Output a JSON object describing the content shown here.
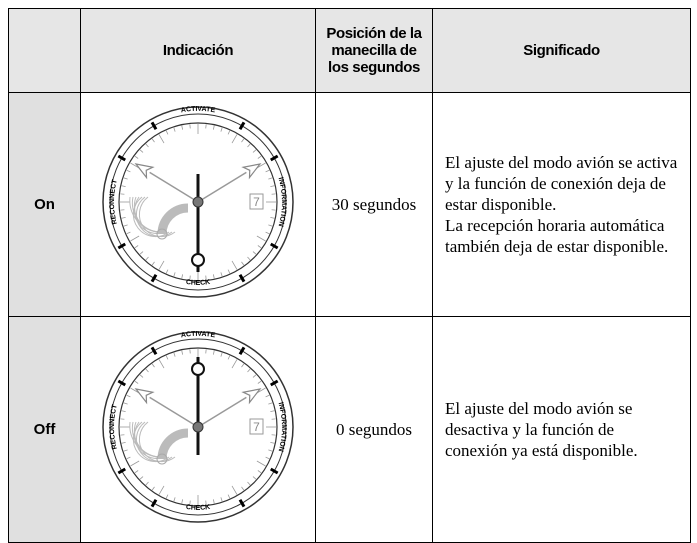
{
  "table": {
    "header": [
      "Indicación",
      "Posición de la manecilla de los segundos",
      "Significado"
    ],
    "rows": [
      {
        "label": "On",
        "position": "30 segundos",
        "meaning": [
          "El ajuste del modo avión se activa y la función de conexión deja de estar disponible.",
          "La recepción horaria automática también deja de estar disponible."
        ]
      },
      {
        "label": "Off",
        "position": "0 segundos",
        "meaning": [
          "El ajuste del modo avión se desactiva y la función de conexión ya está disponible."
        ]
      }
    ]
  },
  "watch": {
    "top": "ACTIVATE",
    "bottom": "CHECK",
    "left": "RECONNECT",
    "right": "INFORMATION",
    "date": "7"
  }
}
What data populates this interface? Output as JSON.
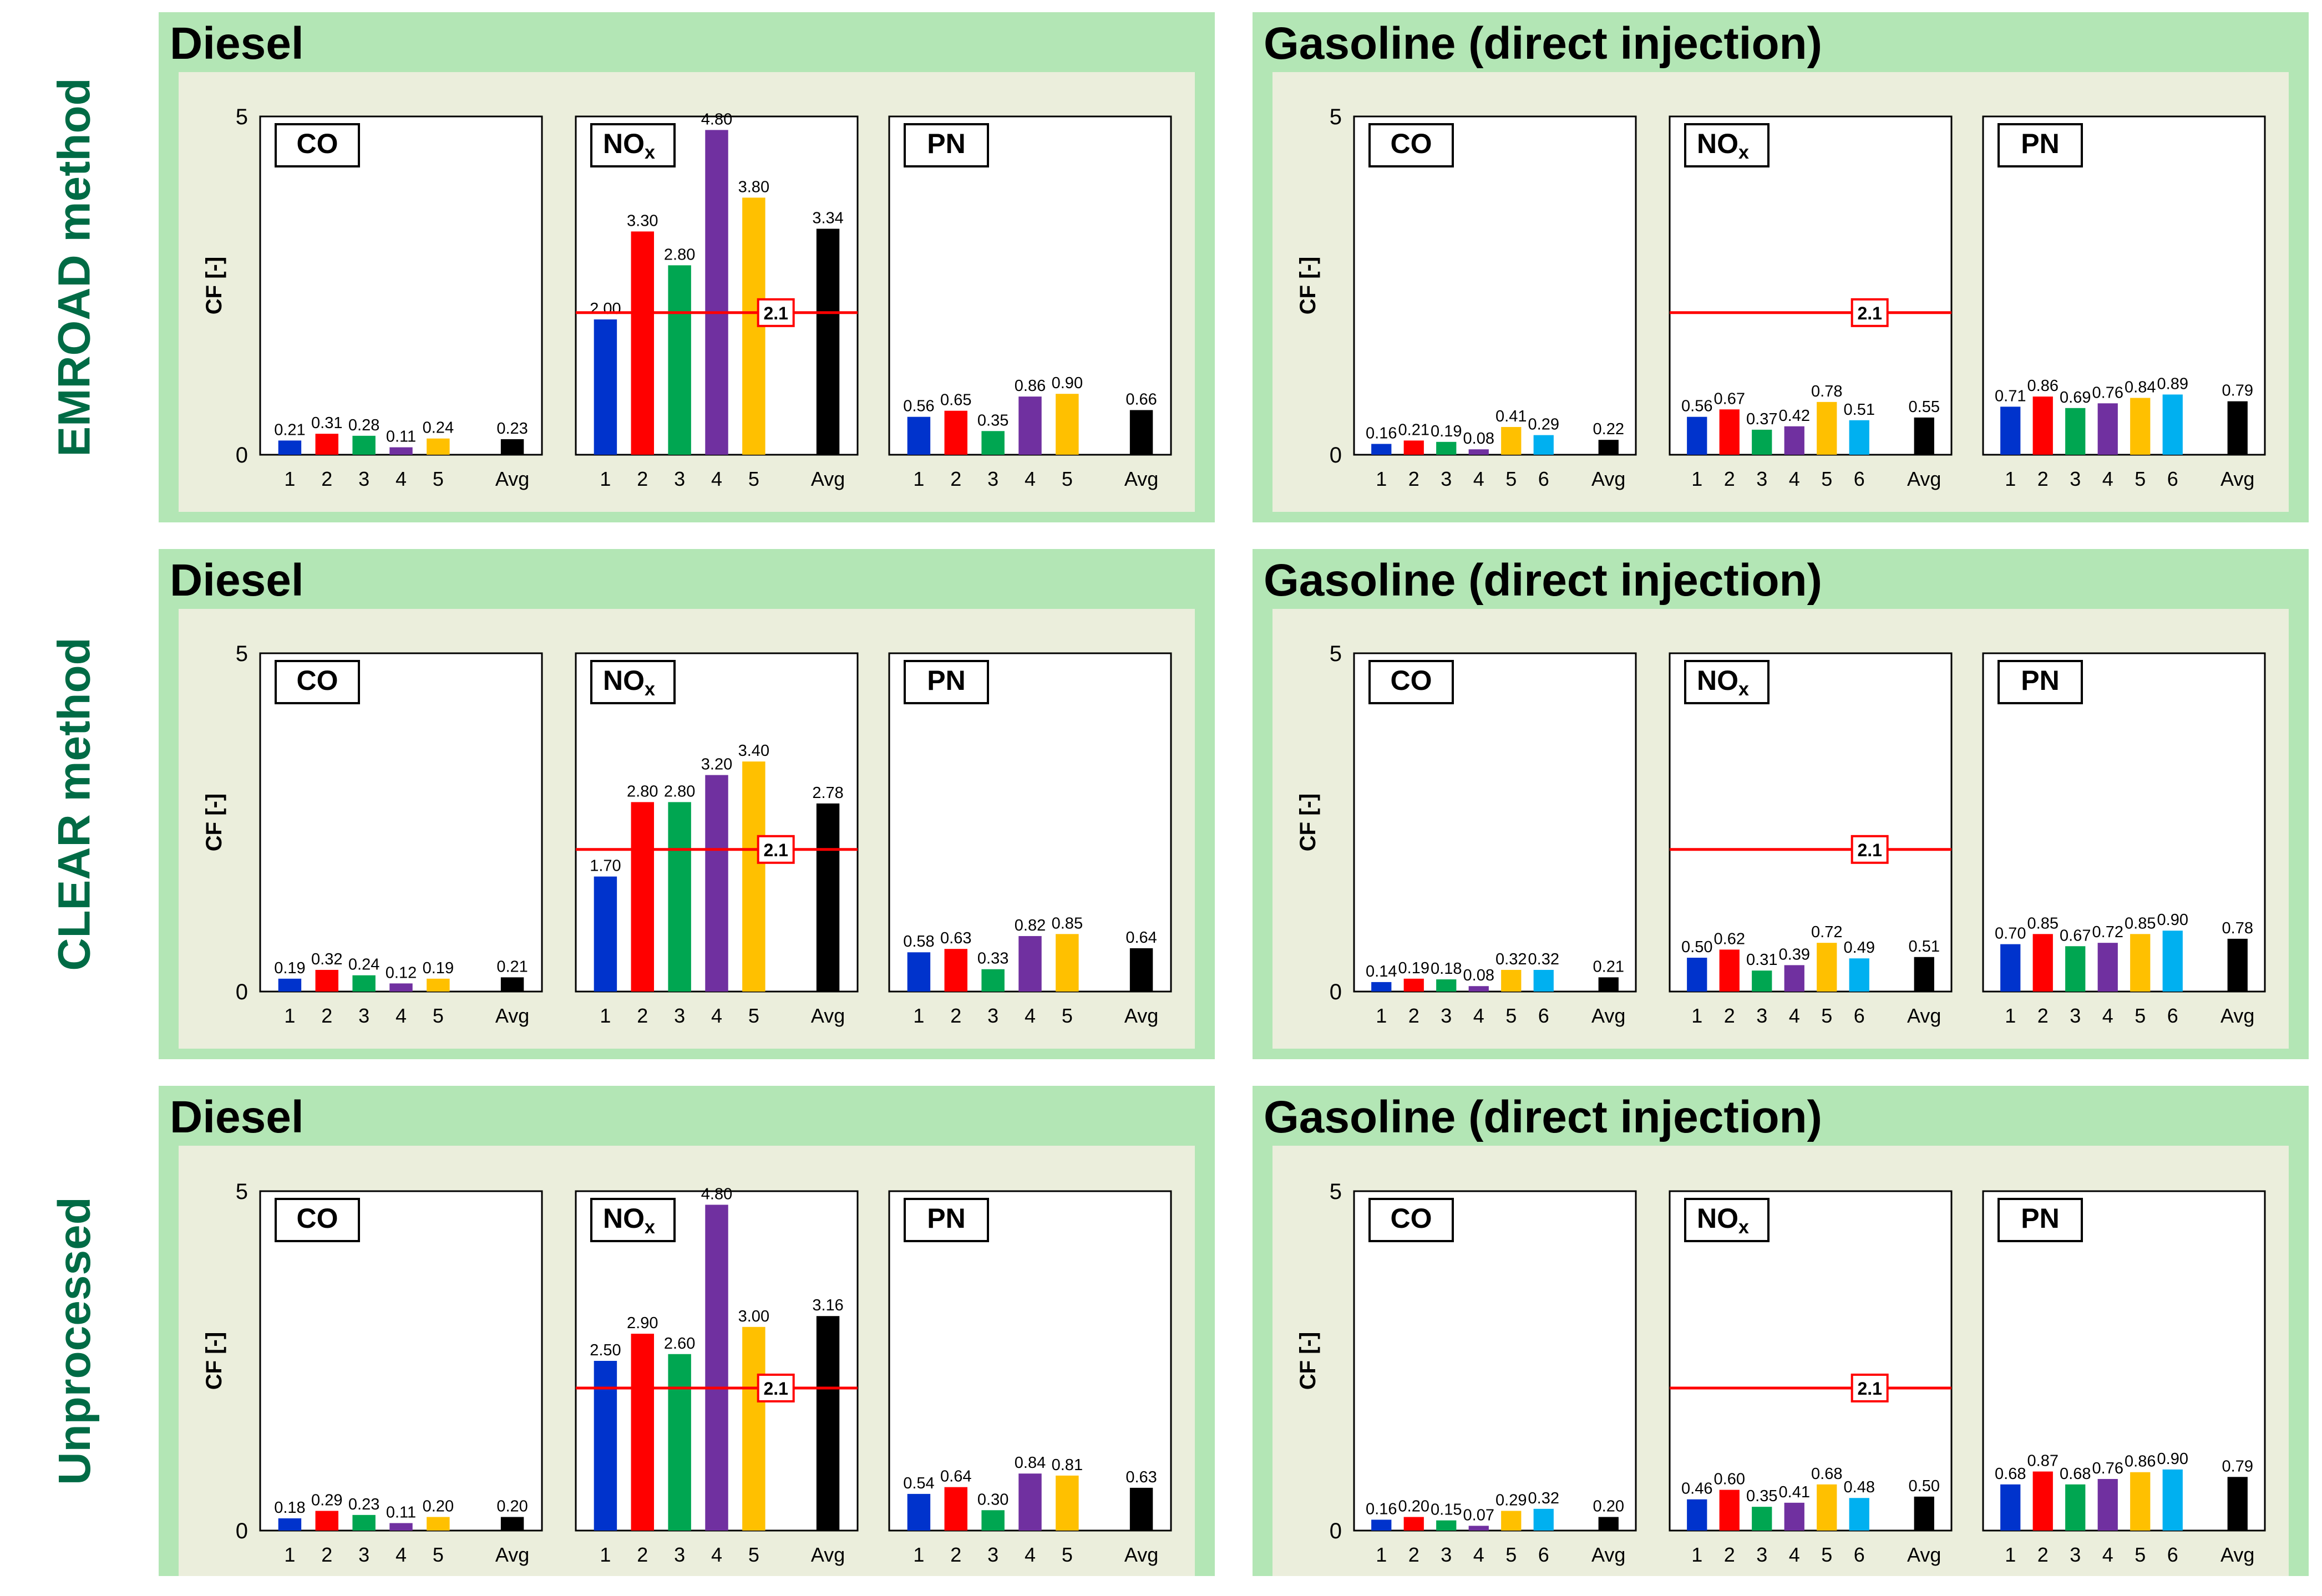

▶ **What to work on**
Without the pictures, return all the records precisely as they stand.

▶ **Output of the exercise**
Output a JSON object describing the content shown here.
{
  "table": {
    "header": [
      "Indicación",
      "Posición de la manecilla de los segundos",
      "Significado"
    ],
    "rows": [
      {
        "label": "On",
        "position": "30 segundos",
        "meaning": [
          "El ajuste del modo avión se activa y la función de conexión deja de estar disponible.",
          "La recepción horaria automática también deja de estar disponible."
        ]
      },
      {
        "label": "Off",
        "position": "0 segundos",
        "meaning": [
          "El ajuste del modo avión se desactiva y la función de conexión ya está disponible."
        ]
      }
    ]
  },
  "watch": {
    "top": "ACTIVATE",
    "bottom": "CHECK",
    "left": "RECONNECT",
    "right": "INFORMATION",
    "date": "7"
  }
}
What data populates this interface? Output as JSON.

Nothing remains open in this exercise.